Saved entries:

........

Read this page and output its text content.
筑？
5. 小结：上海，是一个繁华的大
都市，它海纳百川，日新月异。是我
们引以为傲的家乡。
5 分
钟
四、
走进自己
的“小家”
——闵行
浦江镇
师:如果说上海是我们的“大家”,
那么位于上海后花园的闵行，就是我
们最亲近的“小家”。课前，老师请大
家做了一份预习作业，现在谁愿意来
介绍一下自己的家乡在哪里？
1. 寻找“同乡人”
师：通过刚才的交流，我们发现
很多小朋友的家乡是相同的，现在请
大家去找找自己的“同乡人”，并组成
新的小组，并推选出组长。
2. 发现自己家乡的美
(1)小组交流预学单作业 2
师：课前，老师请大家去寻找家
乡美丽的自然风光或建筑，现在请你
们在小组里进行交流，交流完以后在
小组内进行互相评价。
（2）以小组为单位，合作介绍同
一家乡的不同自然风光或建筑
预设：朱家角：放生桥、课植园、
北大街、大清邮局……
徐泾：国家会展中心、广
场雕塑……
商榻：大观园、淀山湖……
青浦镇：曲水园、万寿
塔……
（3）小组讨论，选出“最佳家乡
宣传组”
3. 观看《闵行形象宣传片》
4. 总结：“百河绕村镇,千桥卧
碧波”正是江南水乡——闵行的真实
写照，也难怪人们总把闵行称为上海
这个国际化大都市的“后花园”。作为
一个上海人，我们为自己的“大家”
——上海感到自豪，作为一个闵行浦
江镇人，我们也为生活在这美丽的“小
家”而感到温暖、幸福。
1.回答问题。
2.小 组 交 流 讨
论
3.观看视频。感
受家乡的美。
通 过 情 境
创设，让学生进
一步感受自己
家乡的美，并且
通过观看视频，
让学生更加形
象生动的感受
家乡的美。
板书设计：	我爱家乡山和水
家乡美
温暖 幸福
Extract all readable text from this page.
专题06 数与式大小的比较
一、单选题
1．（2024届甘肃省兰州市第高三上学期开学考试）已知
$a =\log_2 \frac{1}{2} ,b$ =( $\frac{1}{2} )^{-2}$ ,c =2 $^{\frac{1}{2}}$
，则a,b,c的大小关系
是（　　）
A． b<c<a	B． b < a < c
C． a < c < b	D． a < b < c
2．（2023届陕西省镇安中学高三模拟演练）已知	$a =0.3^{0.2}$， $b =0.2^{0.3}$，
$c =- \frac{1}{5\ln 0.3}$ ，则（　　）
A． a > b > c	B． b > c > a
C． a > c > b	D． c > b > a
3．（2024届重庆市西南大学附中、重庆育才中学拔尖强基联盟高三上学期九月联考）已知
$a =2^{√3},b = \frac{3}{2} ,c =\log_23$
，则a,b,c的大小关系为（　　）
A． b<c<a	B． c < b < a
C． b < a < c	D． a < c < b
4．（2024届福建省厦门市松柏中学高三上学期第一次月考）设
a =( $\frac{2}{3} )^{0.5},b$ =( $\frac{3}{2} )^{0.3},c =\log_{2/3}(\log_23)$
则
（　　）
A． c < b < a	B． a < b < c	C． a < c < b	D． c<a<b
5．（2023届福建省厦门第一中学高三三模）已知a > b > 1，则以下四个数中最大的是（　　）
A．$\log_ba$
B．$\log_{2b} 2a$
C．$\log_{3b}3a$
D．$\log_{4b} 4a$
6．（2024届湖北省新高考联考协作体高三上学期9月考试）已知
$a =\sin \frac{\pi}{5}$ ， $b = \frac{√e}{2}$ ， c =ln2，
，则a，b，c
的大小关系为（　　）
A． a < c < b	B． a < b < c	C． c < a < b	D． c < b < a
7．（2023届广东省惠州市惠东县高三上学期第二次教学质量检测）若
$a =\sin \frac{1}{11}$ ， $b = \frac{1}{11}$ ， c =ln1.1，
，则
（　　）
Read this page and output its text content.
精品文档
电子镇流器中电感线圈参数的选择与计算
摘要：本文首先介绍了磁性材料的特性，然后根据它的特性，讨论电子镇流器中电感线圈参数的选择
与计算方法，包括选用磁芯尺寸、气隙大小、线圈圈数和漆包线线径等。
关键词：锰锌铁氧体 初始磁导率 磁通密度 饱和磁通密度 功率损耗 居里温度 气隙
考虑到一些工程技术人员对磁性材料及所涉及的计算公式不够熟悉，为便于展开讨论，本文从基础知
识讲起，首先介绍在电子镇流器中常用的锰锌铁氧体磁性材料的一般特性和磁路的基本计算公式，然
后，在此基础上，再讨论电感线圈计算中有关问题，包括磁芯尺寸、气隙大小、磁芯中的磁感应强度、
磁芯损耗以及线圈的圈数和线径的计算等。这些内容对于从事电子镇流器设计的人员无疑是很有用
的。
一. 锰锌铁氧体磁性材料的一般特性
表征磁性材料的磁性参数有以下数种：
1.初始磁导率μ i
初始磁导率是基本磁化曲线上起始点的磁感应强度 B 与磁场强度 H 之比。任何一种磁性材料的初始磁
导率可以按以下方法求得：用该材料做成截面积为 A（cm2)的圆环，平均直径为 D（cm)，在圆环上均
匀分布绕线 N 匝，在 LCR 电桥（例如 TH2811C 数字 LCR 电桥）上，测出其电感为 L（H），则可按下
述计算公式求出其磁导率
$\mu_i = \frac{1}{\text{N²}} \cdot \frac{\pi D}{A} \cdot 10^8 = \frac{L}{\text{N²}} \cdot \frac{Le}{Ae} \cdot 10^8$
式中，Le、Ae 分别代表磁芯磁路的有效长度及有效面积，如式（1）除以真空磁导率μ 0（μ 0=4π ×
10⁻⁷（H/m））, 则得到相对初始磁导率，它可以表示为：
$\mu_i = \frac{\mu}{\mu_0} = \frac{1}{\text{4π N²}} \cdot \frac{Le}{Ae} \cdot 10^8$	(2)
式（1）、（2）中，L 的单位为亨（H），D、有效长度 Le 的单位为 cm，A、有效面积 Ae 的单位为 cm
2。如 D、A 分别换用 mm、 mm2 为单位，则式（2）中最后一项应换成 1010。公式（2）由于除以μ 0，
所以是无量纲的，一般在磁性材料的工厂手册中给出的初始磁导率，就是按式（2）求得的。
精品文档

........

Objective
Each entry must be reproduced verbatim.

The response
Read this page and output its text content.
筑？
5. 小结：上海，是一个繁华的大
都市，它海纳百川，日新月异。是我
们引以为傲的家乡。
5 分
钟
四、
走进自己
的“小家”
——闵行
浦江镇
师:如果说上海是我们的“大家”,
那么位于上海后花园的闵行，就是我
们最亲近的“小家”。课前，老师请大
家做了一份预习作业，现在谁愿意来
介绍一下自己的家乡在哪里？
1. 寻找“同乡人”
师：通过刚才的交流，我们发现
很多小朋友的家乡是相同的，现在请
大家去找找自己的“同乡人”，并组成
新的小组，并推选出组长。
2. 发现自己家乡的美
(1)小组交流预学单作业 2
师：课前，老师请大家去寻找家
乡美丽的自然风光或建筑，现在请你
们在小组里进行交流，交流完以后在
小组内进行互相评价。
（2）以小组为单位，合作介绍同
一家乡的不同自然风光或建筑
预设：朱家角：放生桥、课植园、
北大街、大清邮局……
徐泾：国家会展中心、广
场雕塑……
商榻：大观园、淀山湖……
青浦镇：曲水园、万寿
塔……
（3）小组讨论，选出“最佳家乡
宣传组”
3. 观看《闵行形象宣传片》
4. 总结：“百河绕村镇,千桥卧
碧波”正是江南水乡——闵行的真实
写照，也难怪人们总把闵行称为上海
这个国际化大都市的“后花园”。作为
一个上海人，我们为自己的“大家”
——上海感到自豪，作为一个闵行浦
江镇人，我们也为生活在这美丽的“小
家”而感到温暖、幸福。
1.回答问题。
2.小 组 交 流 讨
论
3.观看视频。感
受家乡的美。
通 过 情 境
创设，让学生进
一步感受自己
家乡的美，并且
通过观看视频，
让学生更加形
象生动的感受
家乡的美。
板书设计：	我爱家乡山和水
家乡美
温暖 幸福
Extract all readable text from this page.
专题06 数与式大小的比较
一、单选题
1．（2024届甘肃省兰州市第高三上学期开学考试）已知
$a =\log_2 \frac{1}{2} ,b$ =( $\frac{1}{2} )^{-2}$ ,c =2 $^{\frac{1}{2}}$
，则a,b,c的大小关系
是（　　）
A． b<c<a	B． b < a < c
C． a < c < b	D． a < b < c
2．（2023届陕西省镇安中学高三模拟演练）已知	$a =0.3^{0.2}$， $b =0.2^{0.3}$，
$c =- \frac{1}{5\ln 0.3}$ ，则（　　）
A． a > b > c	B． b > c > a
C． a > c > b	D． c > b > a
3．（2024届重庆市西南大学附中、重庆育才中学拔尖强基联盟高三上学期九月联考）已知
$a =2^{√3},b = \frac{3}{2} ,c =\log_23$
，则a,b,c的大小关系为（　　）
A． b<c<a	B． c < b < a
C． b < a < c	D． a < c < b
4．（2024届福建省厦门市松柏中学高三上学期第一次月考）设
a =( $\frac{2}{3} )^{0.5},b$ =( $\frac{3}{2} )^{0.3},c =\log_{2/3}(\log_23)$
则
（　　）
A． c < b < a	B． a < b < c	C． a < c < b	D． c<a<b
5．（2023届福建省厦门第一中学高三三模）已知a > b > 1，则以下四个数中最大的是（　　）
A．$\log_ba$
B．$\log_{2b} 2a$
C．$\log_{3b}3a$
D．$\log_{4b} 4a$
6．（2024届湖北省新高考联考协作体高三上学期9月考试）已知
$a =\sin \frac{\pi}{5}$ ， $b = \frac{√e}{2}$ ， c =ln2，
，则a，b，c
的大小关系为（　　）
A． a < c < b	B． a < b < c	C． c < a < b	D． c < b < a
7．（2023届广东省惠州市惠东县高三上学期第二次教学质量检测）若
$a =\sin \frac{1}{11}$ ， $b = \frac{1}{11}$ ， c =ln1.1，
，则
（　　）
Read this page and output its text content.
精品文档
电子镇流器中电感线圈参数的选择与计算
摘要：本文首先介绍了磁性材料的特性，然后根据它的特性，讨论电子镇流器中电感线圈参数的选择
与计算方法，包括选用磁芯尺寸、气隙大小、线圈圈数和漆包线线径等。
关键词：锰锌铁氧体 初始磁导率 磁通密度 饱和磁通密度 功率损耗 居里温度 气隙
考虑到一些工程技术人员对磁性材料及所涉及的计算公式不够熟悉，为便于展开讨论，本文从基础知
识讲起，首先介绍在电子镇流器中常用的锰锌铁氧体磁性材料的一般特性和磁路的基本计算公式，然
后，在此基础上，再讨论电感线圈计算中有关问题，包括磁芯尺寸、气隙大小、磁芯中的磁感应强度、
磁芯损耗以及线圈的圈数和线径的计算等。这些内容对于从事电子镇流器设计的人员无疑是很有用
的。
一. 锰锌铁氧体磁性材料的一般特性
表征磁性材料的磁性参数有以下数种：
1.初始磁导率μ i
初始磁导率是基本磁化曲线上起始点的磁感应强度 B 与磁场强度 H 之比。任何一种磁性材料的初始磁
导率可以按以下方法求得：用该材料做成截面积为 A（cm2)的圆环，平均直径为 D（cm)，在圆环上均
匀分布绕线 N 匝，在 LCR 电桥（例如 TH2811C 数字 LCR 电桥）上，测出其电感为 L（H），则可按下
述计算公式求出其磁导率
$\mu_i = \frac{1}{\text{N²}} \cdot \frac{\pi D}{A} \cdot 10^8 = \frac{L}{\text{N²}} \cdot \frac{Le}{Ae} \cdot 10^8$
式中，Le、Ae 分别代表磁芯磁路的有效长度及有效面积，如式（1）除以真空磁导率μ 0（μ 0=4π ×
10⁻⁷（H/m））, 则得到相对初始磁导率，它可以表示为：
$\mu_i = \frac{\mu}{\mu_0} = \frac{1}{\text{4π N²}} \cdot \frac{Le}{Ae} \cdot 10^8$	(2)
式（1）、（2）中，L 的单位为亨（H），D、有效长度 Le 的单位为 cm，A、有效面积 Ae 的单位为 cm
2。如 D、A 分别换用 mm、 mm2 为单位，则式（2）中最后一项应换成 1010。公式（2）由于除以μ 0，
所以是无量纲的，一般在磁性材料的工厂手册中给出的初始磁导率，就是按式（2）求得的。
精品文档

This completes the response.